**What is asked:** Return the lines where the word "assembly" occurs.
· · ·
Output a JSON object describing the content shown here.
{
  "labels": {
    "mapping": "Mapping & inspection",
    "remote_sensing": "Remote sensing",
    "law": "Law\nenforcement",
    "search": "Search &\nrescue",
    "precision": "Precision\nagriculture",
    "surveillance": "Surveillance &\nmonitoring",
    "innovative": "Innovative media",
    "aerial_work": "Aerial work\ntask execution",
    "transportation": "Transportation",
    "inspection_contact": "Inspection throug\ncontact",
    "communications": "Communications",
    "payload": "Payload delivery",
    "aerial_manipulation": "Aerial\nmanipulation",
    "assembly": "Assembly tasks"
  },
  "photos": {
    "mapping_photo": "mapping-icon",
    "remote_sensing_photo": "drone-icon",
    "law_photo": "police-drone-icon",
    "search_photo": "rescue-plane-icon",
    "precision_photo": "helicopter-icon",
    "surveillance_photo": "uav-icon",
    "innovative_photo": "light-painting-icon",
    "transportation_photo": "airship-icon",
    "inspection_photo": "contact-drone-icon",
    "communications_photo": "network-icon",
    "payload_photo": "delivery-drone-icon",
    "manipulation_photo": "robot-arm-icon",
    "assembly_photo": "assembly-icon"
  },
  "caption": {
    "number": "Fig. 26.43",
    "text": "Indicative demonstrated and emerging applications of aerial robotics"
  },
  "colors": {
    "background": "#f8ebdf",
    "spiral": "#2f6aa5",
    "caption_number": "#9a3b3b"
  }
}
· · ·
**Result of this exercise:**
    "assembly": "Assembly tasks"
    "assembly_photo": "assembly-icon"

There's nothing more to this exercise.